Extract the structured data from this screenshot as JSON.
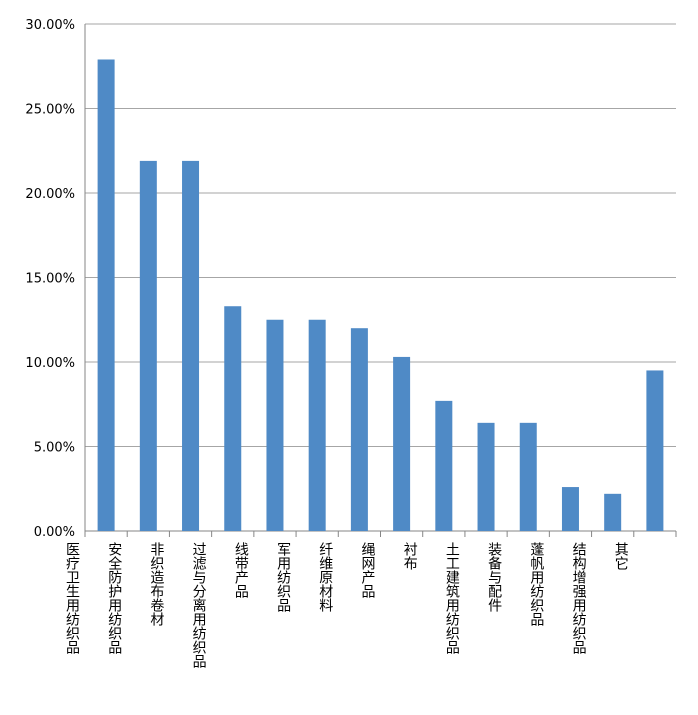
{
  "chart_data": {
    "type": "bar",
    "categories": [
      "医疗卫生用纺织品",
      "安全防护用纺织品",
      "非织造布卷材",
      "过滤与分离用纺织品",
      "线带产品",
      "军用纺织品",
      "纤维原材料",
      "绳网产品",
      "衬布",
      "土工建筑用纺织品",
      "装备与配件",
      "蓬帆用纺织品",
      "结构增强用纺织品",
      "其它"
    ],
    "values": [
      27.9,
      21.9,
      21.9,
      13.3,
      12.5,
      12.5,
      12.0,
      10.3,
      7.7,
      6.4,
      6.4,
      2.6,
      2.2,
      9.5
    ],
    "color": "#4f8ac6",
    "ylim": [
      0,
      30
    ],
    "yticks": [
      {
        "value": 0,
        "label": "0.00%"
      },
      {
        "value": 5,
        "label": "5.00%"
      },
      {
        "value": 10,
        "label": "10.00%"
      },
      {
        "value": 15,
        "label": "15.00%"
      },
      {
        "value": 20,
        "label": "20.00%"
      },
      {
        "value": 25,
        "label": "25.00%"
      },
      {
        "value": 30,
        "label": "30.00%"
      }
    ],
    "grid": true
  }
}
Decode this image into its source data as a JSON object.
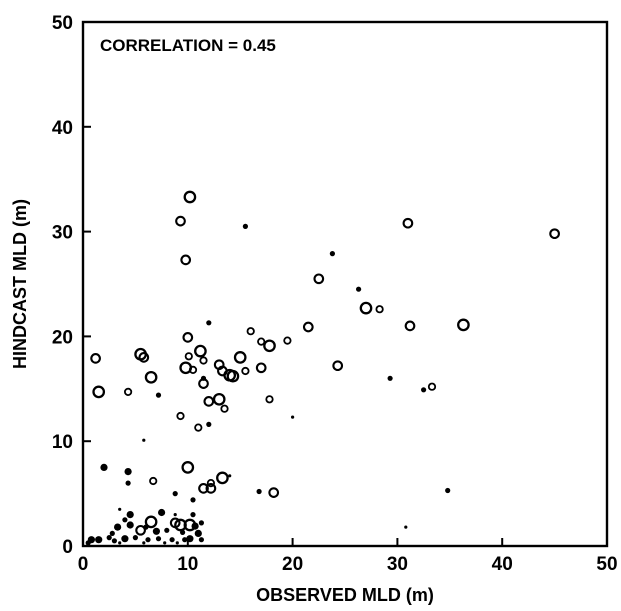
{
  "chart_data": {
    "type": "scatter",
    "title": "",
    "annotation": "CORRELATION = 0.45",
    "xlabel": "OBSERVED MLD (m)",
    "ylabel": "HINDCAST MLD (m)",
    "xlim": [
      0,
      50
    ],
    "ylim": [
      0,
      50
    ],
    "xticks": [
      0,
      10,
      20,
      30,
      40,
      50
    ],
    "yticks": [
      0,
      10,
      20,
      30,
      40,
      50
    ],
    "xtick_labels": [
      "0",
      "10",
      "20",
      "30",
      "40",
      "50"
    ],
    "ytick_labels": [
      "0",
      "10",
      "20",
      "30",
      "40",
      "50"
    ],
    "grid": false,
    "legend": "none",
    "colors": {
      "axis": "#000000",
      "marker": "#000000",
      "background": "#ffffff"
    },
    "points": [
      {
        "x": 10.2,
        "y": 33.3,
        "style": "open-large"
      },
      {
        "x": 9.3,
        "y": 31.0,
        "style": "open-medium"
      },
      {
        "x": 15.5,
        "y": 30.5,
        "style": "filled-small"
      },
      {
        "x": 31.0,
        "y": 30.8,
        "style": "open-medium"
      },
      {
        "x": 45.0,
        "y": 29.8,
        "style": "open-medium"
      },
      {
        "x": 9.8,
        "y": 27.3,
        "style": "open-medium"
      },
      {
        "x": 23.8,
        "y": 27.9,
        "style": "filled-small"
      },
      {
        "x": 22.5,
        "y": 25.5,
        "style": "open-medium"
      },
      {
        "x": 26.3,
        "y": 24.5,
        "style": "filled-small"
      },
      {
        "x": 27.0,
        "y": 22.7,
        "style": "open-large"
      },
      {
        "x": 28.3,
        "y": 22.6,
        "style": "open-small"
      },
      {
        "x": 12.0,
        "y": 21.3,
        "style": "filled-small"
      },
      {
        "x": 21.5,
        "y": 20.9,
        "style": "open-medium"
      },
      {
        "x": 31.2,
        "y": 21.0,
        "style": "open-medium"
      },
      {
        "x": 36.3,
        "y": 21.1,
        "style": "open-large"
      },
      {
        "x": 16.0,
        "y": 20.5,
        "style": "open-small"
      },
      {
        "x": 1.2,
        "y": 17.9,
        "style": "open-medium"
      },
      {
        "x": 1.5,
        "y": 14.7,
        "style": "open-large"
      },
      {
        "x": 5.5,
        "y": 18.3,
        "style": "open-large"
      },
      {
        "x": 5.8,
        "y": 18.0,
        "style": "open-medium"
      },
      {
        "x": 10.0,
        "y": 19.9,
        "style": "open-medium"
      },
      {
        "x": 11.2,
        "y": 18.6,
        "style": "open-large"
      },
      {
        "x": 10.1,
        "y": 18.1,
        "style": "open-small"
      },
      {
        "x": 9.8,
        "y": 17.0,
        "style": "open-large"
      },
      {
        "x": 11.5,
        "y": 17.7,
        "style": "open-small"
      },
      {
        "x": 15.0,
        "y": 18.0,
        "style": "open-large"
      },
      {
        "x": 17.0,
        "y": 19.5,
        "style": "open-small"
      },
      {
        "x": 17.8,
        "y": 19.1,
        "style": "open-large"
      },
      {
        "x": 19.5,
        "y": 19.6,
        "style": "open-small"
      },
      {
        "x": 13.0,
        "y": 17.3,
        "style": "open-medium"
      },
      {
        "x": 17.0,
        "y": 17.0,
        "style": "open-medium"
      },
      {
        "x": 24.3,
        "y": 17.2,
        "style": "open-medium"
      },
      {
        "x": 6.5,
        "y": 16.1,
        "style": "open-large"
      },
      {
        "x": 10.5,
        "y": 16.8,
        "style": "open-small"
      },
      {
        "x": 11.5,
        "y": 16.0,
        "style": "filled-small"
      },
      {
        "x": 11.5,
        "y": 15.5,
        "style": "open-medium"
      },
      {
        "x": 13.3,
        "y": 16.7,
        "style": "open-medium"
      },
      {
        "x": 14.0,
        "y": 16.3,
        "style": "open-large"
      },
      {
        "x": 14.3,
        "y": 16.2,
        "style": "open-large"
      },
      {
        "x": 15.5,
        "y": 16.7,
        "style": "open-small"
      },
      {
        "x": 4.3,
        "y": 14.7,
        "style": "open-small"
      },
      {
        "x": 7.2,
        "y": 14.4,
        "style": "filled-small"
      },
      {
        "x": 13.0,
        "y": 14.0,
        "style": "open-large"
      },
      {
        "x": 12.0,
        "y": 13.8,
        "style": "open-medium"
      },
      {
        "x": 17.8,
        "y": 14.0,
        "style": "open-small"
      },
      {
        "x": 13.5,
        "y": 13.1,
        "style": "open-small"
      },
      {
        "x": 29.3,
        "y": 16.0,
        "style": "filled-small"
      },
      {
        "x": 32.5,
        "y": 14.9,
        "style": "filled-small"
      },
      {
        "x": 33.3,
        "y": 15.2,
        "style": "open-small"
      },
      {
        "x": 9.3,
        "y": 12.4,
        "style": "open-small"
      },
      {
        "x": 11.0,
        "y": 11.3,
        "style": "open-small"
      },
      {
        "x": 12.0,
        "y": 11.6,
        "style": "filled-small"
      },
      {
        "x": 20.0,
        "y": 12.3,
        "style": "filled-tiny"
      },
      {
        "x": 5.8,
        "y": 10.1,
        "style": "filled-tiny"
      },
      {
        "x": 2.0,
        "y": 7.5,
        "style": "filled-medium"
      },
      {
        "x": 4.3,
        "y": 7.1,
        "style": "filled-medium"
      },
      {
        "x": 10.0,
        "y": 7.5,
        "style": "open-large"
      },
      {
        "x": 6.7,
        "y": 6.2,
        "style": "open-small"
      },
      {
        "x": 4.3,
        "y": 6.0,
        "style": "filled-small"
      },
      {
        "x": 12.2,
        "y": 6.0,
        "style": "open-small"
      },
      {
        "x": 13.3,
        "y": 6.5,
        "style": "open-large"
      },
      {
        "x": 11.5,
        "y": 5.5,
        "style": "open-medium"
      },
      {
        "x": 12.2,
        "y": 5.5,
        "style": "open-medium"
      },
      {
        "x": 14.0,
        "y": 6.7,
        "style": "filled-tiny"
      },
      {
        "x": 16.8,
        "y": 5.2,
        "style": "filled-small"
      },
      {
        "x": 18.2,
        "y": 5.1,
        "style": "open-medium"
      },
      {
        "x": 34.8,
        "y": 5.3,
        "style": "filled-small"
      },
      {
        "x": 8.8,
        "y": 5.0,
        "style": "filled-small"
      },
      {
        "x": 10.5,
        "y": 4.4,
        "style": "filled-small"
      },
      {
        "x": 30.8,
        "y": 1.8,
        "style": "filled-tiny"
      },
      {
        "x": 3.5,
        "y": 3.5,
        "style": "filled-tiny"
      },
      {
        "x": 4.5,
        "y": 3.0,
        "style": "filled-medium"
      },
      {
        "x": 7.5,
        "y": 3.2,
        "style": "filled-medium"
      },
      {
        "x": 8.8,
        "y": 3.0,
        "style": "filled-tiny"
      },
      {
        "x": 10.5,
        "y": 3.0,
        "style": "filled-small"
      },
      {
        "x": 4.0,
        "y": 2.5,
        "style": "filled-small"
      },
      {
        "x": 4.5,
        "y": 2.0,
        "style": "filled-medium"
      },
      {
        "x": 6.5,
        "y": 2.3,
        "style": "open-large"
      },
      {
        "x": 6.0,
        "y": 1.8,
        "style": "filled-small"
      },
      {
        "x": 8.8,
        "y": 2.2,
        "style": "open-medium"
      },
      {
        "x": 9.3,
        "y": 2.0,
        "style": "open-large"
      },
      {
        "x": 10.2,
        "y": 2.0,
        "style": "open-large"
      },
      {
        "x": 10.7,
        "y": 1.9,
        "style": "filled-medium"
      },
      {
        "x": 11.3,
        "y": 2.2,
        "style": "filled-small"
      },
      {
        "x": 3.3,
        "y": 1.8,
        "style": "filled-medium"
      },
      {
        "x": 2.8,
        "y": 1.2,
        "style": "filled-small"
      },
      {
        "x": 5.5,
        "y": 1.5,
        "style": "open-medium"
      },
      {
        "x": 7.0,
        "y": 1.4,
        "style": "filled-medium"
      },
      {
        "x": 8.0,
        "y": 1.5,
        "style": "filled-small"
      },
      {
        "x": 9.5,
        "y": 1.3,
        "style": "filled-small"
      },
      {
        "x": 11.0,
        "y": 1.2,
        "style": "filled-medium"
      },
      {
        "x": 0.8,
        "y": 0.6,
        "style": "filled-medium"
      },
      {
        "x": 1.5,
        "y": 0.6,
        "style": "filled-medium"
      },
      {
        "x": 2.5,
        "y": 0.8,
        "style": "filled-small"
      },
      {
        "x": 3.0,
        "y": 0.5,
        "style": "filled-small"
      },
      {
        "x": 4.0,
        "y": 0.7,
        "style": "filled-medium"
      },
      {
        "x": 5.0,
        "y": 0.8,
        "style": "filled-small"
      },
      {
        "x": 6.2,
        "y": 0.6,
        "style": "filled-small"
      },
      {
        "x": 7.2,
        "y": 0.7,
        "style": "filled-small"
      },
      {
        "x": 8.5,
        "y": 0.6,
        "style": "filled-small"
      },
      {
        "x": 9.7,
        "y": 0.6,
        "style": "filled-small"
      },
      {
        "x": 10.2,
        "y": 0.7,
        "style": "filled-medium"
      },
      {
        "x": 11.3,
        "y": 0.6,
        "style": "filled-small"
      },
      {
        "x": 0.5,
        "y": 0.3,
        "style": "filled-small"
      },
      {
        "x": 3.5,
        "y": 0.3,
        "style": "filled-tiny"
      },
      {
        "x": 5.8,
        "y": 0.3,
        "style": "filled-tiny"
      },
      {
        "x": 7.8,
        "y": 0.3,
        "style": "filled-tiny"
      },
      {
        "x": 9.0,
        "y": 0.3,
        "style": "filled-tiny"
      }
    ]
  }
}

════════

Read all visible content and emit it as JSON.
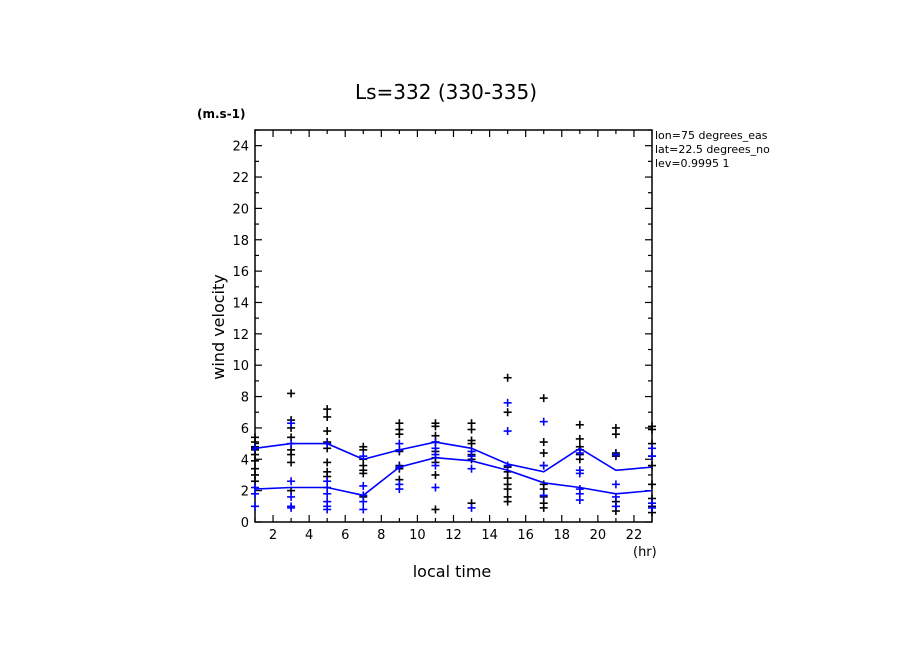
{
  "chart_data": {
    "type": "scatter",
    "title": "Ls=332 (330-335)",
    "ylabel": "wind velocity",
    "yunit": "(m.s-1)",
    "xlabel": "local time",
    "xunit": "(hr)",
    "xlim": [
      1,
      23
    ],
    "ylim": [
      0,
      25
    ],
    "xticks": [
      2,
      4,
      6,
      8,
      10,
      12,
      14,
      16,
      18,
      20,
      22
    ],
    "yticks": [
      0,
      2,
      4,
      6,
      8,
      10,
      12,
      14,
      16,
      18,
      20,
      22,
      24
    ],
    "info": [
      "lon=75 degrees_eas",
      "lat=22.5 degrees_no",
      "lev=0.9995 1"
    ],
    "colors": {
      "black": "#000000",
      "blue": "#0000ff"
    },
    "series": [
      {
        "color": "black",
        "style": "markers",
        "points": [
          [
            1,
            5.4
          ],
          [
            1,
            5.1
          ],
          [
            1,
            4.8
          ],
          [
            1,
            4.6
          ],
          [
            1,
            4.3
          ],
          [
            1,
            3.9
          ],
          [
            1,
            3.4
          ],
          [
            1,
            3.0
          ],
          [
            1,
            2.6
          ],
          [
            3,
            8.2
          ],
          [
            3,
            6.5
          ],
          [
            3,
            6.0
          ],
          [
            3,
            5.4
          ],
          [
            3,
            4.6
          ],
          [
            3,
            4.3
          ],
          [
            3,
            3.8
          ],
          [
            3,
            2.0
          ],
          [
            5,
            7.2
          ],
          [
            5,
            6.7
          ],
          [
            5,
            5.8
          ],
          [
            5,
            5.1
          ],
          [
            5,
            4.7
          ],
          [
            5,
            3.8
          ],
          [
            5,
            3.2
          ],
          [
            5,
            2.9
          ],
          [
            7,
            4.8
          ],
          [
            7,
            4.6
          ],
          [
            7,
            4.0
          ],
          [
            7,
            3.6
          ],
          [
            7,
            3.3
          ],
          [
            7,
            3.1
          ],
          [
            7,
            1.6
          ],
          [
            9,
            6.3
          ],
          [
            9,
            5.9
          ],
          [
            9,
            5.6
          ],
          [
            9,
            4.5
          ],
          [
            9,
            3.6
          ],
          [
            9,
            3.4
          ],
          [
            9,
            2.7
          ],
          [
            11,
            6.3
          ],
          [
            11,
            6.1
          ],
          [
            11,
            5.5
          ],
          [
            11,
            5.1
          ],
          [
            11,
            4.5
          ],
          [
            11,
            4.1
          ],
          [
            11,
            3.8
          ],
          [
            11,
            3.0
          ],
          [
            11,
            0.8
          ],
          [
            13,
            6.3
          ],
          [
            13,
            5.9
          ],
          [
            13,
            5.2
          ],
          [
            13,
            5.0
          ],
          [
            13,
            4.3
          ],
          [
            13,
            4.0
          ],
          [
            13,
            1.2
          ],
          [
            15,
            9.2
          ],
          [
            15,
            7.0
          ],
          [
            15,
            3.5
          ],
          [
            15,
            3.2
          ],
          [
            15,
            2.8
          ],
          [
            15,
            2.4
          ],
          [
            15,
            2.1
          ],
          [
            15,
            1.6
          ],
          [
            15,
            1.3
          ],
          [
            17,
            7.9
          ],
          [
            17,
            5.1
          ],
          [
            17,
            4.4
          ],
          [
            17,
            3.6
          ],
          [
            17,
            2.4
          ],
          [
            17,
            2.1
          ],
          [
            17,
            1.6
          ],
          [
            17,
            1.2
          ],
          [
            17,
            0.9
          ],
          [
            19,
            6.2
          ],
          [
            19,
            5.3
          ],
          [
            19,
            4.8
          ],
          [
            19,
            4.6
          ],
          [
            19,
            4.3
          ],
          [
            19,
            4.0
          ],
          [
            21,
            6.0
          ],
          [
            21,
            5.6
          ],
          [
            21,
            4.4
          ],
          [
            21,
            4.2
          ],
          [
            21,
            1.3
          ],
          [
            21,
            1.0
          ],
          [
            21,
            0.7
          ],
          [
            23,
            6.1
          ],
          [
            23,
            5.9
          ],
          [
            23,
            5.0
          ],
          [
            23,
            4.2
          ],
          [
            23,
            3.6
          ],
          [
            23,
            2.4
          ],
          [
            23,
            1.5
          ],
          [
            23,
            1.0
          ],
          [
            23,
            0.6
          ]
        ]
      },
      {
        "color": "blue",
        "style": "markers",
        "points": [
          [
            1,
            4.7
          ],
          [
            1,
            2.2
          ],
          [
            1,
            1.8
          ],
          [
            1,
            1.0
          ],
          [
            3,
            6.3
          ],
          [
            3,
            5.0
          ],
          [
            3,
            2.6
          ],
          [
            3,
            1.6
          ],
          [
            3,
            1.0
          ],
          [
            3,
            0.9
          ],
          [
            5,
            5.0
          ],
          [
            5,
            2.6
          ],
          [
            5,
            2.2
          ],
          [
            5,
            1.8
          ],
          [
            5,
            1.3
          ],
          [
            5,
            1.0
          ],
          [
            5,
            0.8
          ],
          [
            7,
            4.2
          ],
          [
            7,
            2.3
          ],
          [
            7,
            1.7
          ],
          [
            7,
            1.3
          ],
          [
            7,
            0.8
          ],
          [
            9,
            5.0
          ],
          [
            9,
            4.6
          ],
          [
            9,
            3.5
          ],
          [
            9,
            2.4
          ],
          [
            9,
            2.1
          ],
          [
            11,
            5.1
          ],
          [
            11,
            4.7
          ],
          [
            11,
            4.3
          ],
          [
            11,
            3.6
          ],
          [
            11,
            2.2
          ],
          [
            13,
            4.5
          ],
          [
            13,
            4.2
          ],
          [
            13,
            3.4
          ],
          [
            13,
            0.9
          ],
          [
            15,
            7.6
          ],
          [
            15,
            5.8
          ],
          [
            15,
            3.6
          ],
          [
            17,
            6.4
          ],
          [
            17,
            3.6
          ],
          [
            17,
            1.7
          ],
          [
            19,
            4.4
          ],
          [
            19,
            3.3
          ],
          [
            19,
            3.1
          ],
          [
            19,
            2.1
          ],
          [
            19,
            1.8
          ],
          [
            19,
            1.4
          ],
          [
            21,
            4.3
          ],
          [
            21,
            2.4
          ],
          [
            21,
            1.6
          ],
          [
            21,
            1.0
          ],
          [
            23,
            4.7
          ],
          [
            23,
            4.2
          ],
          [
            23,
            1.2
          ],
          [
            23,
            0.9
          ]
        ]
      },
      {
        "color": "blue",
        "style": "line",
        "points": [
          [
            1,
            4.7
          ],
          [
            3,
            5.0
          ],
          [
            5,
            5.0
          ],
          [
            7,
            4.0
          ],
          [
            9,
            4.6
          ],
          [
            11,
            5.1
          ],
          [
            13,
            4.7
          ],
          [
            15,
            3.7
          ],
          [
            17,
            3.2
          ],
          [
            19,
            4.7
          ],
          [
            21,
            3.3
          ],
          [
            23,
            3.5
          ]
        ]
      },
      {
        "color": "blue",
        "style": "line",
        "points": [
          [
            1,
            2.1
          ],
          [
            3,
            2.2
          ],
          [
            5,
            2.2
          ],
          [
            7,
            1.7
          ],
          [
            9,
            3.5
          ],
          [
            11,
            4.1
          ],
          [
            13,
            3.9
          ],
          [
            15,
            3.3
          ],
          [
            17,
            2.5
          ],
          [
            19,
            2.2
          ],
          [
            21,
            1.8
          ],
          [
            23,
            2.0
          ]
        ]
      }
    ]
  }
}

════════

> [What you should do]: Using the listing above, pick out each line that contains the word "xlabel", then copy it.

> [Response]:
    "xlabel": "OBSERVED MLD (m)",
    "xlabel": "local time",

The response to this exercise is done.